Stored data

— BEGIN —

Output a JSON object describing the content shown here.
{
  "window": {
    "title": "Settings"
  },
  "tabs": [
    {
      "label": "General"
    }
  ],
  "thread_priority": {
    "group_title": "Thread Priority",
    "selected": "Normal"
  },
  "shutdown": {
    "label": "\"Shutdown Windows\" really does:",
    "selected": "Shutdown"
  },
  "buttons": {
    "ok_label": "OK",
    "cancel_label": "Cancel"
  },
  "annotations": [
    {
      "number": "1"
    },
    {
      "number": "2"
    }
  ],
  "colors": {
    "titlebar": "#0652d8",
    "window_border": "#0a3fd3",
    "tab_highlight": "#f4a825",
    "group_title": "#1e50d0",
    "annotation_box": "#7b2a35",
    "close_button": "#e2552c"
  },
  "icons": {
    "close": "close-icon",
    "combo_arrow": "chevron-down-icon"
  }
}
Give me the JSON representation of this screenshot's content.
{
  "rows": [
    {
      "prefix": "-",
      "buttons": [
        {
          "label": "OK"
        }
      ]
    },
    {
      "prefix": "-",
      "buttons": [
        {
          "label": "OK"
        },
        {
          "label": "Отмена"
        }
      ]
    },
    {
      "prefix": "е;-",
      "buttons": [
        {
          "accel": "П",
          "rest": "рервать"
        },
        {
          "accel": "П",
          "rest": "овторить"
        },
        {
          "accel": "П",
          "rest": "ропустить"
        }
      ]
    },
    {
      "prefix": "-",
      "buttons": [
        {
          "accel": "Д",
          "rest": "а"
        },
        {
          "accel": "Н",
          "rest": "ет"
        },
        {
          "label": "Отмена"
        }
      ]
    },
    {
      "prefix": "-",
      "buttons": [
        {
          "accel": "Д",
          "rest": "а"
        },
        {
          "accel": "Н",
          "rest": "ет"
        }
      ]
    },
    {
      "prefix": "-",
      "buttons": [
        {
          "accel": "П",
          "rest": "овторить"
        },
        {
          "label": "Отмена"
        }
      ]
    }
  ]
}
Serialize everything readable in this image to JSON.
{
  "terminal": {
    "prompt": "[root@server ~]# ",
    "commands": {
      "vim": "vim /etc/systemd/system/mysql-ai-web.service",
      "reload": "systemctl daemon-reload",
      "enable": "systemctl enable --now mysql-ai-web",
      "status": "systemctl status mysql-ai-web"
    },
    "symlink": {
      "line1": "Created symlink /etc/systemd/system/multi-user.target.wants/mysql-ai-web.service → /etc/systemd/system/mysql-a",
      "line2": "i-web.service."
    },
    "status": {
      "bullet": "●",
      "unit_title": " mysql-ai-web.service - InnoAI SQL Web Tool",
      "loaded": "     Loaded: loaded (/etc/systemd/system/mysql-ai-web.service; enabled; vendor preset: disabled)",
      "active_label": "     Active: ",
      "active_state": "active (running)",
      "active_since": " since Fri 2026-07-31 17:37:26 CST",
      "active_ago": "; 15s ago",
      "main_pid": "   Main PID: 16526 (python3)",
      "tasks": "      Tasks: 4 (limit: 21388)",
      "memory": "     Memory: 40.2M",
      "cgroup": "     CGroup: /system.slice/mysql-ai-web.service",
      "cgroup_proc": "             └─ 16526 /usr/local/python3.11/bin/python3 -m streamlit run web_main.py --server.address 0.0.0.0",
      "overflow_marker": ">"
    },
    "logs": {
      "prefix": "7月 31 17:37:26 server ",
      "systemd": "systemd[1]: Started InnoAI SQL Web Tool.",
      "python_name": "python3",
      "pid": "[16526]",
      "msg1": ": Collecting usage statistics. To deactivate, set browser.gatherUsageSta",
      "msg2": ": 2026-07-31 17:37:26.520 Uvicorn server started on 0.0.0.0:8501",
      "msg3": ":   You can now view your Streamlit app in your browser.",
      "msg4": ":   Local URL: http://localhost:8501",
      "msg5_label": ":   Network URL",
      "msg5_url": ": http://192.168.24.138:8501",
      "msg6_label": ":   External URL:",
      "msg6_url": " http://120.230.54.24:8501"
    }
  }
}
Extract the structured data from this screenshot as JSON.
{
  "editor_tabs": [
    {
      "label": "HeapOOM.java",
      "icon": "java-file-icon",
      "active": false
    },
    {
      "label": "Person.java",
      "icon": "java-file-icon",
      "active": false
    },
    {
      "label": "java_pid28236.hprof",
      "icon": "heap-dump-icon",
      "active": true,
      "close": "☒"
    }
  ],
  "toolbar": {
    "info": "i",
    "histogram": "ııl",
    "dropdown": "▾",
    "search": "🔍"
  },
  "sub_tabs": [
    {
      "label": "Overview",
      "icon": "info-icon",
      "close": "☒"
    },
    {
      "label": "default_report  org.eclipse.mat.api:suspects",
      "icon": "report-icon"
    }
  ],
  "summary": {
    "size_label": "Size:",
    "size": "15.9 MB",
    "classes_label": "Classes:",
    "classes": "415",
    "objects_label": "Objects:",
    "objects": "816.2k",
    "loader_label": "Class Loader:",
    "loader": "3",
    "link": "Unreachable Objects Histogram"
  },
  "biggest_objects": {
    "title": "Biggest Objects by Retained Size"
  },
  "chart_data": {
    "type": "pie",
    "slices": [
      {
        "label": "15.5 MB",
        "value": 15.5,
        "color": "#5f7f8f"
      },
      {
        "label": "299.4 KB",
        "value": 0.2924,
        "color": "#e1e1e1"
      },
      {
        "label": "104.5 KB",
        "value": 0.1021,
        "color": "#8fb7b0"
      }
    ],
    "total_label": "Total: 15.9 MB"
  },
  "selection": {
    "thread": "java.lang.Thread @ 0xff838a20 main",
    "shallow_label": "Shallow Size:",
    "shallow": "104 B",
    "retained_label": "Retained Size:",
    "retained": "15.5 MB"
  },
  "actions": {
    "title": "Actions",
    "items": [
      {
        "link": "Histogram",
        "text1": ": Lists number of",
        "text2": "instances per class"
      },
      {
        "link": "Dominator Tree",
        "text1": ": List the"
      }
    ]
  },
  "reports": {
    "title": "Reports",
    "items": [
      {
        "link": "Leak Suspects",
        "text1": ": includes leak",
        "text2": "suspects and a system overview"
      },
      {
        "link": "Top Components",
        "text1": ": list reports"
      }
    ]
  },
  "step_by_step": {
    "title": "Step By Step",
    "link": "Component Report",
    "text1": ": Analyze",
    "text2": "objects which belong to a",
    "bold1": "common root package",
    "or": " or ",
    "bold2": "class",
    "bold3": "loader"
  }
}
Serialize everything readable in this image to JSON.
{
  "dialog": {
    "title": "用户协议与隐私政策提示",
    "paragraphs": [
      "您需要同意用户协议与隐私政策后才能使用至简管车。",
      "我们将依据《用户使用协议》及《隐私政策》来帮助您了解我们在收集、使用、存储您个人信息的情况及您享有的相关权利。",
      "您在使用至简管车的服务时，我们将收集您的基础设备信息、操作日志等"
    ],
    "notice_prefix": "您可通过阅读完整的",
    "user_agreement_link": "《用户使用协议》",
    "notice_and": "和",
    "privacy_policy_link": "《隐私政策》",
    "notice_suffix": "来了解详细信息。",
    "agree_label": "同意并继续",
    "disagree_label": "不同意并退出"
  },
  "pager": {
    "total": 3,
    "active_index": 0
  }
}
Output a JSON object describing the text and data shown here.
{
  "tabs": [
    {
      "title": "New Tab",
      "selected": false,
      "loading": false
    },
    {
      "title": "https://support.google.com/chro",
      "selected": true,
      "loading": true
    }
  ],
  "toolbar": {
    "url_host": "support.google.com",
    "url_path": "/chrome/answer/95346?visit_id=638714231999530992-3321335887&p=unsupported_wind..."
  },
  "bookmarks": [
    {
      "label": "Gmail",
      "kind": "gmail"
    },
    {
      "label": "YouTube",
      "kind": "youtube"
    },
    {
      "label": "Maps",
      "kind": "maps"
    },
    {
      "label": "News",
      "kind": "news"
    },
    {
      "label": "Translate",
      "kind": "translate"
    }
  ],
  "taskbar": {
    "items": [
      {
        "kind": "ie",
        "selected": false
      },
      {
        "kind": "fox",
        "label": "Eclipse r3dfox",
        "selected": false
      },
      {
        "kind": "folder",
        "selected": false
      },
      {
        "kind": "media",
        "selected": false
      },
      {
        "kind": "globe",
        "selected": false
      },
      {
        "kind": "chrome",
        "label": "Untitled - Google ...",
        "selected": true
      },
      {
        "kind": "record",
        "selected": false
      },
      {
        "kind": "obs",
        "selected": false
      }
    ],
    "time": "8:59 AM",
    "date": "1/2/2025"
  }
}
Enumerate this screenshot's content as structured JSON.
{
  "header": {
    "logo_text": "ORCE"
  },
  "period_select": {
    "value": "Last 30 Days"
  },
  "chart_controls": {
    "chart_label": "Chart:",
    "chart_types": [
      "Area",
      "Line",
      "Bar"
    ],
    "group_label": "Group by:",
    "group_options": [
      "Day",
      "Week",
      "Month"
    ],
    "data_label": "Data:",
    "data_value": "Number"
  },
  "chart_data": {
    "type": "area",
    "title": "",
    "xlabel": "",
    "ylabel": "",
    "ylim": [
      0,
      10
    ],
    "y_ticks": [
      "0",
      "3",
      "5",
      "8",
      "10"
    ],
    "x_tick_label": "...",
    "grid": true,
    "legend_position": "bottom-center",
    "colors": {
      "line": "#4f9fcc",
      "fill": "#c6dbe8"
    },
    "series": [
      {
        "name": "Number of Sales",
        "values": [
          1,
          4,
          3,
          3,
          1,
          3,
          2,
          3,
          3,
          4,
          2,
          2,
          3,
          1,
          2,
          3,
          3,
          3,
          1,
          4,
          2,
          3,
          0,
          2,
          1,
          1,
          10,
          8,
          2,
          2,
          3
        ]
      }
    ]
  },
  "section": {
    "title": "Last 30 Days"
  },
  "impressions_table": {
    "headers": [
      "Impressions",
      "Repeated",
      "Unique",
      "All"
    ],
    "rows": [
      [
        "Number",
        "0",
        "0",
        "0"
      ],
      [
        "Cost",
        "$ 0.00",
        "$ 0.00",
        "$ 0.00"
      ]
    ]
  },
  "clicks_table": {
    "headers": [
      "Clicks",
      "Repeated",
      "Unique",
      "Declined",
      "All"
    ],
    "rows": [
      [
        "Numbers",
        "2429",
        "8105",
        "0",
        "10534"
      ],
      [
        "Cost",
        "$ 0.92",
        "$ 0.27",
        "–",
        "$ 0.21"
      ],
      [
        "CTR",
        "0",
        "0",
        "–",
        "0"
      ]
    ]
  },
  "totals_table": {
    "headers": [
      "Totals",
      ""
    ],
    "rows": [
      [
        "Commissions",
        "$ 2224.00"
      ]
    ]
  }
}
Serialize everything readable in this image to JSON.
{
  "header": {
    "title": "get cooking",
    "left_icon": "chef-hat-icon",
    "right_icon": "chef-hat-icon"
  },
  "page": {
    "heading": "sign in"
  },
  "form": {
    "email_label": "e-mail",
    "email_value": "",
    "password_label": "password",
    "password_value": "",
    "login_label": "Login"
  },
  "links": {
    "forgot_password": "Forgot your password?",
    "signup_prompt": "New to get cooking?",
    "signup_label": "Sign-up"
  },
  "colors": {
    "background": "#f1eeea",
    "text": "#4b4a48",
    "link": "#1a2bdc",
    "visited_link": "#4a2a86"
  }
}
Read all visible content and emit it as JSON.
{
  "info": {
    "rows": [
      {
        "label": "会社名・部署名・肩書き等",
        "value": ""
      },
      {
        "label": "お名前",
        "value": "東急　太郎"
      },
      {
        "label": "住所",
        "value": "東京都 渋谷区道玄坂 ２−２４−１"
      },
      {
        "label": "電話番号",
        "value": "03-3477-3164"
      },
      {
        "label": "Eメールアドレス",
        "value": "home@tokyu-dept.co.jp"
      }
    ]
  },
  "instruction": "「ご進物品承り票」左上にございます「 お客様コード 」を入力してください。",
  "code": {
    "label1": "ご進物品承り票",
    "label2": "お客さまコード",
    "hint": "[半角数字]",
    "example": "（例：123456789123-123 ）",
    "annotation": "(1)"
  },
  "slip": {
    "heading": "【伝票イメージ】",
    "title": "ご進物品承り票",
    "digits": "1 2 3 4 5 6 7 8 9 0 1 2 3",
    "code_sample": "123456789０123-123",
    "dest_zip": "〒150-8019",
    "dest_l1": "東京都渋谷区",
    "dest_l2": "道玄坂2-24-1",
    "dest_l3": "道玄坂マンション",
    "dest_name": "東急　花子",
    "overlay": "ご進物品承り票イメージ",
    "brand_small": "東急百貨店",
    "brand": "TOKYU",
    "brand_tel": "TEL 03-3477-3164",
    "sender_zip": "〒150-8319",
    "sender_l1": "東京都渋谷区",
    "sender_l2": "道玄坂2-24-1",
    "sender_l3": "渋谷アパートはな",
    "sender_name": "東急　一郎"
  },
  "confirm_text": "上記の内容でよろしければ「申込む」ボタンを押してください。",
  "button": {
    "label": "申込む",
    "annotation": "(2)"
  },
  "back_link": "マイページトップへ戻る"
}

— END —

_Directive_.
Using the records above, gather all lines where the string "symlink" is present.

_Result_.
    "symlink": {
      "line1": "Created symlink /etc/systemd/system/multi-user.target.wants/mysql-ai-web.service → /etc/systemd/system/mysql-a",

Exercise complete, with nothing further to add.